--- Begin Provided data ---

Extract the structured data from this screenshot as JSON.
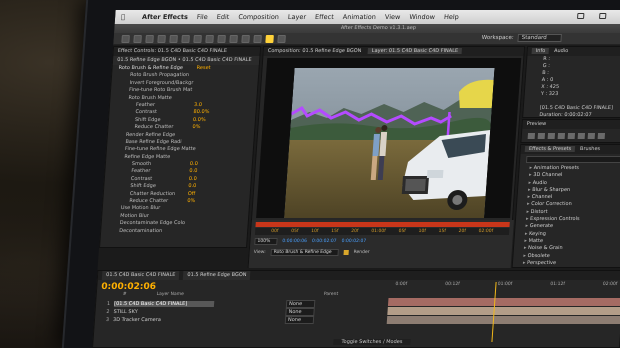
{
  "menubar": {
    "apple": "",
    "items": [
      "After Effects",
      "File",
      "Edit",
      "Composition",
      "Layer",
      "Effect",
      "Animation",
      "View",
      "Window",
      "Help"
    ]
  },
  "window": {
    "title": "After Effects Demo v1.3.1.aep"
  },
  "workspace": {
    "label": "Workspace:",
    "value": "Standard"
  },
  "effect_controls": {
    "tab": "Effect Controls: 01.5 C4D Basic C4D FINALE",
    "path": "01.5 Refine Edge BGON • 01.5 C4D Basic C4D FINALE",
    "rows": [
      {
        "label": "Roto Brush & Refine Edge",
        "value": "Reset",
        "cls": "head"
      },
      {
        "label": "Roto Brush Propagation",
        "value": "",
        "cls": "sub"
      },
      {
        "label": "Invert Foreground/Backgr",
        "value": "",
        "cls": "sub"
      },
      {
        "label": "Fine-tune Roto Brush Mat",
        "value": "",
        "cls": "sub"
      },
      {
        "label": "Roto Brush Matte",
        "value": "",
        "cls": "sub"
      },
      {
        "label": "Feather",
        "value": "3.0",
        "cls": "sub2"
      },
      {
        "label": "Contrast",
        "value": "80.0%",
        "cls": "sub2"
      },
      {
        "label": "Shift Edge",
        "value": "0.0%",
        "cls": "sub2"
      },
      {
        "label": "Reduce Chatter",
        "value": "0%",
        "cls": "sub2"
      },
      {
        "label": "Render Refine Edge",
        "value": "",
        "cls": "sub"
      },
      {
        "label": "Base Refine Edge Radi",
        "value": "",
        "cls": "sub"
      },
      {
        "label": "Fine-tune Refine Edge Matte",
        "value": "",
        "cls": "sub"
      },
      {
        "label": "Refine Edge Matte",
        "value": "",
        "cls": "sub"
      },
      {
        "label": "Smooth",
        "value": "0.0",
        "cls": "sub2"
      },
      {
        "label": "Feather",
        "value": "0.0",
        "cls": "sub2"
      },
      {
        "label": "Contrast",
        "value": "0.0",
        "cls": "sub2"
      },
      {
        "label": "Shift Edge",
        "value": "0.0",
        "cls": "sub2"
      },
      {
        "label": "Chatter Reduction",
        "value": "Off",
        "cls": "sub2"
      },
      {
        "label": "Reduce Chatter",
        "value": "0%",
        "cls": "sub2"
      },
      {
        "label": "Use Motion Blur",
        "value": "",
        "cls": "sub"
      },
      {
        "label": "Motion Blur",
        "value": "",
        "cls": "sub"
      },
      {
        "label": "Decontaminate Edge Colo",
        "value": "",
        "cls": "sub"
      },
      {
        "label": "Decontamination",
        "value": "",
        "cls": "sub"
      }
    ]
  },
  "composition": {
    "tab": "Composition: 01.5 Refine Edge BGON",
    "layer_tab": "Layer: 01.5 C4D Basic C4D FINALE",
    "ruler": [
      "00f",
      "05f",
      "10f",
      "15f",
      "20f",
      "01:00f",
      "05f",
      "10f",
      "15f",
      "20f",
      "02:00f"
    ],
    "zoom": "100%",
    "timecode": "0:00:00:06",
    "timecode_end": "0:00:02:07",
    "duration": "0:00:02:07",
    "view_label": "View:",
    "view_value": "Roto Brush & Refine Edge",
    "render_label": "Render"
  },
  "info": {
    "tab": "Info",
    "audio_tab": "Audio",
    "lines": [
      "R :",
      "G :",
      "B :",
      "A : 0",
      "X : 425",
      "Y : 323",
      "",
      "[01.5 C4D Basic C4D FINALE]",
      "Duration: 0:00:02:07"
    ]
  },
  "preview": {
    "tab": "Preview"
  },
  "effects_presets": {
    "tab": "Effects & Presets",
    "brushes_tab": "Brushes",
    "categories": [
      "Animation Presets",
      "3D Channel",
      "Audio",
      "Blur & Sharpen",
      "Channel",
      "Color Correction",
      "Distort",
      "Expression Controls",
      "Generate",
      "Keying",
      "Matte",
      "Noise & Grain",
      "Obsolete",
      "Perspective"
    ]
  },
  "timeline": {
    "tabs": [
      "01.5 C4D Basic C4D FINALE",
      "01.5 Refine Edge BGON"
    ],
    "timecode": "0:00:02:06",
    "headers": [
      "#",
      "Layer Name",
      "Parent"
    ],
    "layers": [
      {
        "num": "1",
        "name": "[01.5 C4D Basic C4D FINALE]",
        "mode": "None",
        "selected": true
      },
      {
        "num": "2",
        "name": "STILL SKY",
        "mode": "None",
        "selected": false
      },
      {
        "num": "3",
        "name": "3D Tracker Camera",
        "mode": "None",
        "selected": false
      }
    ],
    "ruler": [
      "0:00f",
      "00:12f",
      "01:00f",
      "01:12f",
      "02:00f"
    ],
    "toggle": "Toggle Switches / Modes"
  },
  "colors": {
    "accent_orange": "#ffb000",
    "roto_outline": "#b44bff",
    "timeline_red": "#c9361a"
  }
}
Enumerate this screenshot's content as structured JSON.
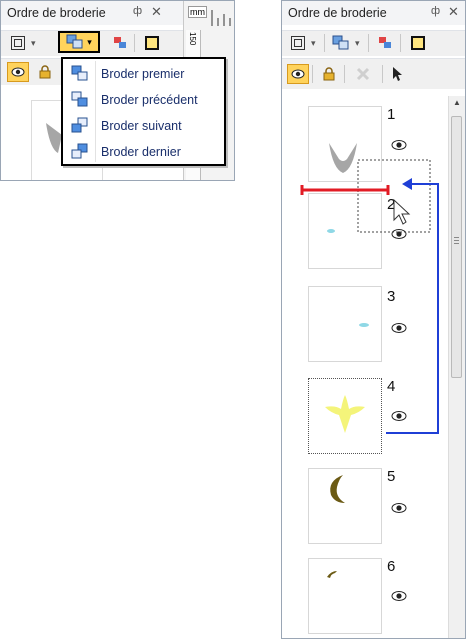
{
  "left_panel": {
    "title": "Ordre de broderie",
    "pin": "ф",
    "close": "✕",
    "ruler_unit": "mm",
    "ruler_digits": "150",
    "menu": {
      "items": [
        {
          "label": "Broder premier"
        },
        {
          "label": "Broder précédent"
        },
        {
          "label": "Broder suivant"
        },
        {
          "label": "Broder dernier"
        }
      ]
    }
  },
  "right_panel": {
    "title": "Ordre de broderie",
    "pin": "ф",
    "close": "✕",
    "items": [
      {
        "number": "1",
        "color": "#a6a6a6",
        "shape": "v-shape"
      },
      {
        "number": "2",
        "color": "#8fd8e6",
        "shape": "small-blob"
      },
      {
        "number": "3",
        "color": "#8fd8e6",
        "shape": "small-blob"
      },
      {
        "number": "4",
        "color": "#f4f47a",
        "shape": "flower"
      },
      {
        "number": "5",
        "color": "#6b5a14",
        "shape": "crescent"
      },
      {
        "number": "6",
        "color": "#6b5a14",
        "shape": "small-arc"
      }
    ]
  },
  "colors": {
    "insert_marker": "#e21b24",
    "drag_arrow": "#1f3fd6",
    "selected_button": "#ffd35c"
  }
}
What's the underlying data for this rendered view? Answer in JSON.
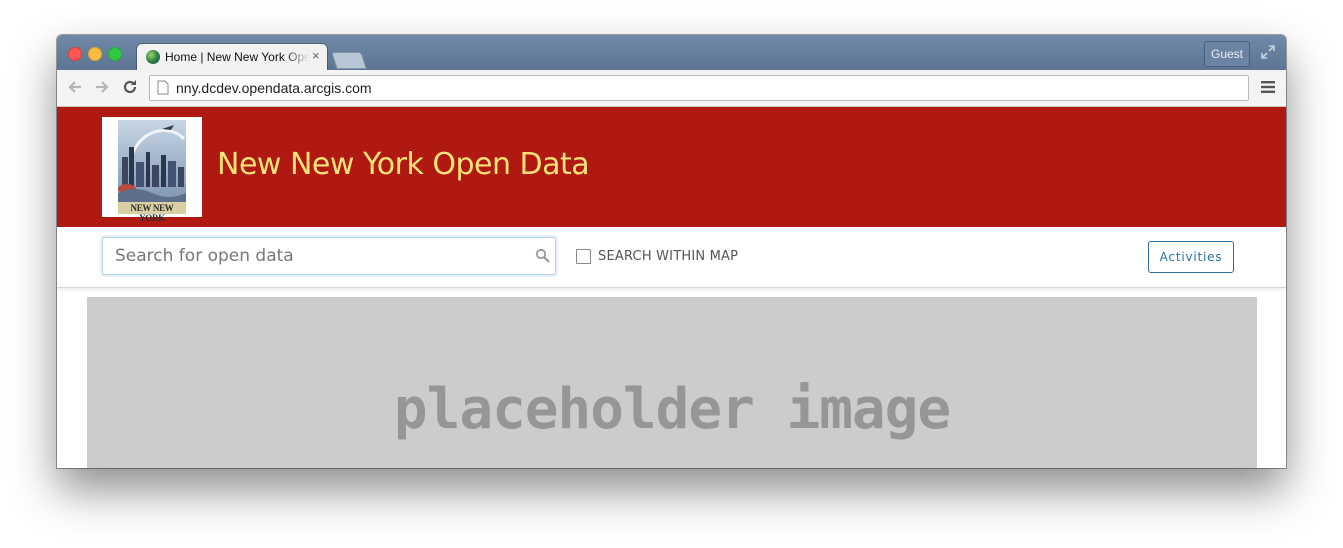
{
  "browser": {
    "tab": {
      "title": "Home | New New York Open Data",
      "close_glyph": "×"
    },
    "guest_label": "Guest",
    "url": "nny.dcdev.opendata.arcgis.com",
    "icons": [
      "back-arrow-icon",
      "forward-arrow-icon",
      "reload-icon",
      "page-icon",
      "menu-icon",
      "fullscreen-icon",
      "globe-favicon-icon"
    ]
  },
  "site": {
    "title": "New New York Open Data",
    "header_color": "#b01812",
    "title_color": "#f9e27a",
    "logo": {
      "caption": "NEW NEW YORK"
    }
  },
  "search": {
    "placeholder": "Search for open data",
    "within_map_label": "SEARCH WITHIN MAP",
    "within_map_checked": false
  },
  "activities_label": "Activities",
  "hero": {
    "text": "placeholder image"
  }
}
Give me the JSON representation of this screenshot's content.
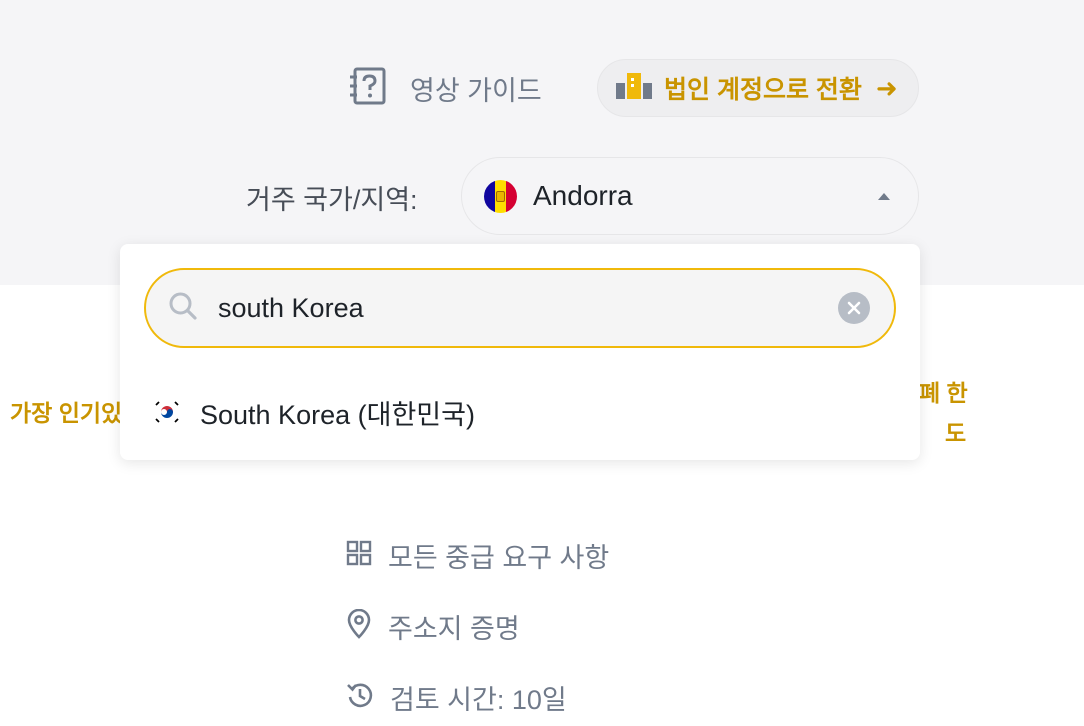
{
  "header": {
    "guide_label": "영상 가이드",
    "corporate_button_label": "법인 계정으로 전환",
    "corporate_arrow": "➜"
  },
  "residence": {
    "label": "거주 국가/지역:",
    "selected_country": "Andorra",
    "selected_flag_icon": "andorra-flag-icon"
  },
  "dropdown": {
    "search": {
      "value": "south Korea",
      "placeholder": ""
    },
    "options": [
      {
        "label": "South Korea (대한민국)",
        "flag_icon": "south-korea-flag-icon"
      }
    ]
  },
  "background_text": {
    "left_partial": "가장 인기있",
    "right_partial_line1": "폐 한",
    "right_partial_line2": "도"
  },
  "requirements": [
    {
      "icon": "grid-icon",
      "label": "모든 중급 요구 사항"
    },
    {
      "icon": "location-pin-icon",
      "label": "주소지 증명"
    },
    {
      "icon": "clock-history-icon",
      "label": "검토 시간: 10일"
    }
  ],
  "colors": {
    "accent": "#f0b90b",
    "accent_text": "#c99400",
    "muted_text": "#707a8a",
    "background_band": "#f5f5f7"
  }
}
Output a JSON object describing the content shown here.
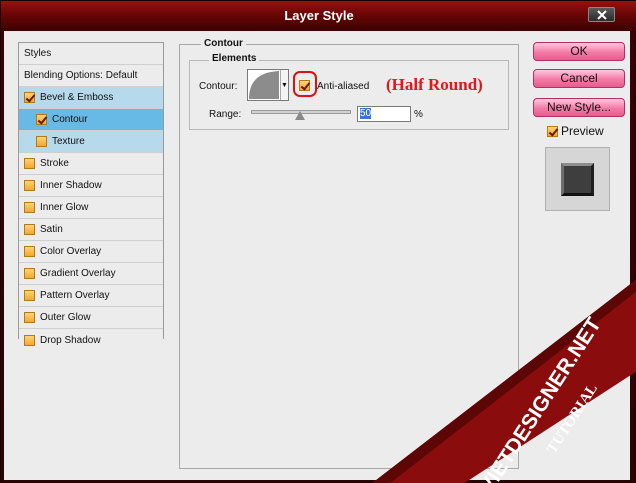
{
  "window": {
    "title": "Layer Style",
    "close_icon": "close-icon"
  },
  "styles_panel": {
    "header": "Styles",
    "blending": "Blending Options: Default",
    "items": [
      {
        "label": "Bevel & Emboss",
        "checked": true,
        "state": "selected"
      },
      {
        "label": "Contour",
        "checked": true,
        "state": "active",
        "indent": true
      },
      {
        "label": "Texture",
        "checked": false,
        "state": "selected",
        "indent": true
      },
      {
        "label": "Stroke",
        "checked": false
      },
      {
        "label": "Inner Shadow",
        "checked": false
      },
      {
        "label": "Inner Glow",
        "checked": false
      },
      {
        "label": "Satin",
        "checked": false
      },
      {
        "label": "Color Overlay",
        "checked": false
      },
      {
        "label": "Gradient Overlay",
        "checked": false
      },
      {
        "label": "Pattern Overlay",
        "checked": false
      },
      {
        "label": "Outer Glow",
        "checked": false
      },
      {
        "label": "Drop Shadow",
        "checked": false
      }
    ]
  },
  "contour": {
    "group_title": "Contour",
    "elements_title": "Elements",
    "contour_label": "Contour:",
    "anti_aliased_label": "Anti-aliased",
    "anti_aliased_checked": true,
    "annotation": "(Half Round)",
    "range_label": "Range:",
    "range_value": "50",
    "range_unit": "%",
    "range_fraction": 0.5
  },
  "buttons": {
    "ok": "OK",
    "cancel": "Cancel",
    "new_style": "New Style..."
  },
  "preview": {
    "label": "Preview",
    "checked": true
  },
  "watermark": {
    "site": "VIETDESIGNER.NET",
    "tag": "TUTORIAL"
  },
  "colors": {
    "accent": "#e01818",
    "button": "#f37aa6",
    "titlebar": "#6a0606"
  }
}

--- End Provided data ---

_Written problem_
Work out how many lines in the records above hold the string "shape", then give only that count.

_Full solution_
6